[Figure dataset records]
============

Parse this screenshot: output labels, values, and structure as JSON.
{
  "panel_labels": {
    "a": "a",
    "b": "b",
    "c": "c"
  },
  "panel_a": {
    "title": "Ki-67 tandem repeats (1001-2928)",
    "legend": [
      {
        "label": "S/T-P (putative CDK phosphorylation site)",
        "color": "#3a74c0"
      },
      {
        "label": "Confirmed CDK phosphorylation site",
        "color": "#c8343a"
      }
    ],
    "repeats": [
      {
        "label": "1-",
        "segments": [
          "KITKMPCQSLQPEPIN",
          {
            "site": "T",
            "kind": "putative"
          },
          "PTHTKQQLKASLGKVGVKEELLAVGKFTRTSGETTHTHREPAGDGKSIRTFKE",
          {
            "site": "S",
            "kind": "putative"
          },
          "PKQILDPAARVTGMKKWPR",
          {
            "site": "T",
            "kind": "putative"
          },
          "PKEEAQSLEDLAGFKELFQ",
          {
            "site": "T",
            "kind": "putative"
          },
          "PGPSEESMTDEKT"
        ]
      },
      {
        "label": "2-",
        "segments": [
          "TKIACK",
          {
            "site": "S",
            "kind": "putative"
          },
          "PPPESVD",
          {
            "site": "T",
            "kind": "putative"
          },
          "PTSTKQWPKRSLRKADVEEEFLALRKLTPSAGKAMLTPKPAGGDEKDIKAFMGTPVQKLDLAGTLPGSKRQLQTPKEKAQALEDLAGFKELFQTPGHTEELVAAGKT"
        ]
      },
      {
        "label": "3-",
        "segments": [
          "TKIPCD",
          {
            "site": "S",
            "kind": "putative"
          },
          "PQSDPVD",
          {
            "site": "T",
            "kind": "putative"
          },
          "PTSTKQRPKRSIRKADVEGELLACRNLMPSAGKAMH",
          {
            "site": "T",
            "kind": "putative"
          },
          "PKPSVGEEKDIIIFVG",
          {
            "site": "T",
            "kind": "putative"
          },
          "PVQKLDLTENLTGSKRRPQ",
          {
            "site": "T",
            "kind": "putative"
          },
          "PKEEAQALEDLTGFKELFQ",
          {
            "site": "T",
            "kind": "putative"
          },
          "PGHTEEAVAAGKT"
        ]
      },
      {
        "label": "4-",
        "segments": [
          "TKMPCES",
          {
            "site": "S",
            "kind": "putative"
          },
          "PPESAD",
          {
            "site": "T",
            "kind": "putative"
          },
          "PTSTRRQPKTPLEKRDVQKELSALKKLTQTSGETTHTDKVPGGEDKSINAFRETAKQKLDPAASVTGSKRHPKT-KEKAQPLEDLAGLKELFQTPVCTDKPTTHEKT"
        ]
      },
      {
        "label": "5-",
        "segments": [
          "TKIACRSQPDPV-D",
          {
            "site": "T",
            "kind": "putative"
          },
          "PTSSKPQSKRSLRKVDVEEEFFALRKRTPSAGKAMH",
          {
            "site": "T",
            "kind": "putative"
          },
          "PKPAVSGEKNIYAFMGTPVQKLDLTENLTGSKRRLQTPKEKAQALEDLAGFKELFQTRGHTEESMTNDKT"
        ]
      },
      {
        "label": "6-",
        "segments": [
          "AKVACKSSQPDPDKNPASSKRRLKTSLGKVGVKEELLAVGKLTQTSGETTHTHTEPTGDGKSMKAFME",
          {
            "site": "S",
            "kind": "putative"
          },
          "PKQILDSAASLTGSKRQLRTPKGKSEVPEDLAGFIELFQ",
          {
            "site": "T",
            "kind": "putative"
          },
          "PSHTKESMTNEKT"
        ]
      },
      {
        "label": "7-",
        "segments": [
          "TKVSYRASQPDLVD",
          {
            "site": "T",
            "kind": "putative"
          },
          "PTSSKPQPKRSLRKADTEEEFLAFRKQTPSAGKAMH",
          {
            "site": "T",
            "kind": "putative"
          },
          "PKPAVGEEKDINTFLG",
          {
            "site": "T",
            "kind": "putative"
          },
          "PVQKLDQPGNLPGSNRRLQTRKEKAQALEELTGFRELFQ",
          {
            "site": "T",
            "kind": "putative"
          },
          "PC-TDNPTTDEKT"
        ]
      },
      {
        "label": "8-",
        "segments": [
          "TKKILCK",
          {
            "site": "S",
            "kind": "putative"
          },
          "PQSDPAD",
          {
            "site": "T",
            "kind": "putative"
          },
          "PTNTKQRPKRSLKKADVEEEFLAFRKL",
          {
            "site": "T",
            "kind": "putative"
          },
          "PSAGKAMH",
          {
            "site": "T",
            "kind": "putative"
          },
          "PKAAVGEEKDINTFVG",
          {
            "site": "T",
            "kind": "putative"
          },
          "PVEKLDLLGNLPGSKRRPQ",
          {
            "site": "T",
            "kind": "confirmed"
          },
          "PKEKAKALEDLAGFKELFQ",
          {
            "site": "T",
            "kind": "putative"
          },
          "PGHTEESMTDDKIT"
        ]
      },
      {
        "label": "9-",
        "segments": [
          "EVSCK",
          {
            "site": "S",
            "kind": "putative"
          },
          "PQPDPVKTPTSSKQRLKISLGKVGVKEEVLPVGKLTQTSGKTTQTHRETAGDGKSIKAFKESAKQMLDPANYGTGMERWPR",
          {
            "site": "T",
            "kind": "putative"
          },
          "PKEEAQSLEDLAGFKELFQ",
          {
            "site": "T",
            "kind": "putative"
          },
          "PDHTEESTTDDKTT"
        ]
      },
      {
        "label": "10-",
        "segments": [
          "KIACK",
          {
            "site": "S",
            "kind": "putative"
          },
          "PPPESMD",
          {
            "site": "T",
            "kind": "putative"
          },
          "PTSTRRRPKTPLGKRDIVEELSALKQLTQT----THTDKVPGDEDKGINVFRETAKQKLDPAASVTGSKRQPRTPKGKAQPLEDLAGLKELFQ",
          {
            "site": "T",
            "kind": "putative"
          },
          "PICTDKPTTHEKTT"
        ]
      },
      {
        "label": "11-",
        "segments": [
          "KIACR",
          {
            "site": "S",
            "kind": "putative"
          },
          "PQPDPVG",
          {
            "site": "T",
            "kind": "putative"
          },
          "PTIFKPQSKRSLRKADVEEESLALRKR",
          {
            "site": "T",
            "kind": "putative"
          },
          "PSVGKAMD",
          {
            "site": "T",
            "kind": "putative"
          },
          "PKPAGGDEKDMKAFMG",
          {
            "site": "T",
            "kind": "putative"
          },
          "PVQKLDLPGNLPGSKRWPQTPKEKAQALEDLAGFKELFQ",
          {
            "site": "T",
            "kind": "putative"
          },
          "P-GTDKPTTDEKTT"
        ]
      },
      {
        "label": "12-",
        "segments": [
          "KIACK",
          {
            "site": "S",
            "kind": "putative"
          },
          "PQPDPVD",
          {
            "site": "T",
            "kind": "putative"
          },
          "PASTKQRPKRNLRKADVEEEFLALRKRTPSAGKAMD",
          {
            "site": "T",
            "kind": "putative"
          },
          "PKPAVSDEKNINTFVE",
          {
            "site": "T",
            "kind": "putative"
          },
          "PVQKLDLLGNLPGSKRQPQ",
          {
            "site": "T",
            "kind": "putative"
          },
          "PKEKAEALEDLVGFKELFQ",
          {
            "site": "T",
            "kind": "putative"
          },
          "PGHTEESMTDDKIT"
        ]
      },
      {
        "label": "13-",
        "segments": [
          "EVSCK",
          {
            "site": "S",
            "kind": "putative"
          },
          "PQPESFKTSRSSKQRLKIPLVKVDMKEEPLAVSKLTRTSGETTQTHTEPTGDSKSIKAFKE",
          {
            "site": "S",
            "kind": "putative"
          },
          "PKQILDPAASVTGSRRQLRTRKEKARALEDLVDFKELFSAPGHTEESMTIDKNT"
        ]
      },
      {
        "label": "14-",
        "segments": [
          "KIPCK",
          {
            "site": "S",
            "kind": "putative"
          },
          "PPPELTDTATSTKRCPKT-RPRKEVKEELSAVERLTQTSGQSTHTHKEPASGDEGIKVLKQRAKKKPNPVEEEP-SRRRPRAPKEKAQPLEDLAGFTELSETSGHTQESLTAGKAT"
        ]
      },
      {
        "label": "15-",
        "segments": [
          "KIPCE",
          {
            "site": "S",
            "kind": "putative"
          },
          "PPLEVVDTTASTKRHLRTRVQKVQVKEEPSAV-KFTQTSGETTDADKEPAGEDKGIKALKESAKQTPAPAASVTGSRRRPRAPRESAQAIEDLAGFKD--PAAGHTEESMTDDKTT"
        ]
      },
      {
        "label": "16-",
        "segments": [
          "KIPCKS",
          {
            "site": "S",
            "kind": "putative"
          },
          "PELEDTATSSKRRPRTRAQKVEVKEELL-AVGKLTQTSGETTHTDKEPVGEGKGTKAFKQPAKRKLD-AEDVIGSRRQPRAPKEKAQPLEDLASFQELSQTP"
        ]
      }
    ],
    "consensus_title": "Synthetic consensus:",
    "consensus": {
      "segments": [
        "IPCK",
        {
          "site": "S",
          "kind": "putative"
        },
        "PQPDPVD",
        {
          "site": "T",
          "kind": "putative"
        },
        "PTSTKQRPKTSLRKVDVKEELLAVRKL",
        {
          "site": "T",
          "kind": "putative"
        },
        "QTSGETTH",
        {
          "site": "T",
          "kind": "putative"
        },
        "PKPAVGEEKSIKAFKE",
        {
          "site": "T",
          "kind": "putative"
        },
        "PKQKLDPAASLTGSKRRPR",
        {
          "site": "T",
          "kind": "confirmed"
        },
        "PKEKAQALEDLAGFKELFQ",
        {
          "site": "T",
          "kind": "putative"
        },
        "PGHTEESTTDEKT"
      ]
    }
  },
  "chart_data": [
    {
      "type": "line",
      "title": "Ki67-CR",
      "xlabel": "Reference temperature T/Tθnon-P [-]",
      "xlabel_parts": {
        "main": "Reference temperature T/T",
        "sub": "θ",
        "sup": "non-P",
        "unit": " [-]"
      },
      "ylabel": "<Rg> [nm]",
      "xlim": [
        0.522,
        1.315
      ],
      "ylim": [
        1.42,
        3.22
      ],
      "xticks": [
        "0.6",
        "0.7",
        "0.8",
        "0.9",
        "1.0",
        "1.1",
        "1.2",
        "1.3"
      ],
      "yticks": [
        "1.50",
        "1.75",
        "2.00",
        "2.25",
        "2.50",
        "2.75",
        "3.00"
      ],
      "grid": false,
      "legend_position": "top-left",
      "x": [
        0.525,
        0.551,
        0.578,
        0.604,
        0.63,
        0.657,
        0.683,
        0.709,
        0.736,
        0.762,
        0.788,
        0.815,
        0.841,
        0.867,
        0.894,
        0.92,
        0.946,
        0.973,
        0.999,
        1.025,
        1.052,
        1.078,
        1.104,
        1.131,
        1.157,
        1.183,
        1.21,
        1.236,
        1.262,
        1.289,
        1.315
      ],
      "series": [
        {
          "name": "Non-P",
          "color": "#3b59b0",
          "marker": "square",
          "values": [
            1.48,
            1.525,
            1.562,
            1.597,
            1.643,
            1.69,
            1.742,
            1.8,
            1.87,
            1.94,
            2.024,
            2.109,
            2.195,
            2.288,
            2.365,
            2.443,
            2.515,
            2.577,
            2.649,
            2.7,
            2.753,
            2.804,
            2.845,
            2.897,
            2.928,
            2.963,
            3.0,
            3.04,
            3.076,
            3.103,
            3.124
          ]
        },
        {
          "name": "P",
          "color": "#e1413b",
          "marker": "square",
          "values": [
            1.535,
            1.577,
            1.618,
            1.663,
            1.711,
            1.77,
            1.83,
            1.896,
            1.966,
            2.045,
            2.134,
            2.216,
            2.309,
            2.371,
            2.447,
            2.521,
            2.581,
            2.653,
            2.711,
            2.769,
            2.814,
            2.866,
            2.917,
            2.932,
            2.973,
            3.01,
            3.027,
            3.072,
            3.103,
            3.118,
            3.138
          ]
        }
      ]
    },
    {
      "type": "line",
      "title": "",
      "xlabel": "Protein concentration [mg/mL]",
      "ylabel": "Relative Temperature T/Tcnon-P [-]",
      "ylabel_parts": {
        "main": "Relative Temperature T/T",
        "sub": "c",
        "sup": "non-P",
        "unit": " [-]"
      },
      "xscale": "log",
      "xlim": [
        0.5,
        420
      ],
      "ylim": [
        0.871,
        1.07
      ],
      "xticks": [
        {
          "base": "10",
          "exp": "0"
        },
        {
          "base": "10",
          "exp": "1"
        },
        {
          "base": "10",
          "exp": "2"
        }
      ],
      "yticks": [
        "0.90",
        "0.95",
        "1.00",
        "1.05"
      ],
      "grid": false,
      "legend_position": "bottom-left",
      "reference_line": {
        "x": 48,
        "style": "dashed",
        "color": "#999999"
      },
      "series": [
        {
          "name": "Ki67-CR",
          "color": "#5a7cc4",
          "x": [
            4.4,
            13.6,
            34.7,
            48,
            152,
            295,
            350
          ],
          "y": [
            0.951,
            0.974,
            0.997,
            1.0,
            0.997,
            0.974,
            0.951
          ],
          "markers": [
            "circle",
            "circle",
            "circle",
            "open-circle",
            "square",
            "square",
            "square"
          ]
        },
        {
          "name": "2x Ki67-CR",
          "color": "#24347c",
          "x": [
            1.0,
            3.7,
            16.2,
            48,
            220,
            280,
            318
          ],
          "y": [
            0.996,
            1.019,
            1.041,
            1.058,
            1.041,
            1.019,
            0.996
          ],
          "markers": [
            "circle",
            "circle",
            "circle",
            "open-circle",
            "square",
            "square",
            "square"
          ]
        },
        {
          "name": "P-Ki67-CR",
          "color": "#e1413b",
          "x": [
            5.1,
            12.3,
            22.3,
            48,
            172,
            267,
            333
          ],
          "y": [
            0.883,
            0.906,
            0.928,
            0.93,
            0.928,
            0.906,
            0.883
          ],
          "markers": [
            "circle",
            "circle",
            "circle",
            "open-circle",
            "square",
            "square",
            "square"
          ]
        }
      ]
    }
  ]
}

============

» **What the task asks**
The answer must be a single number: how many lines in the data above contain the string "consensus".

» **Answer to this problem**
2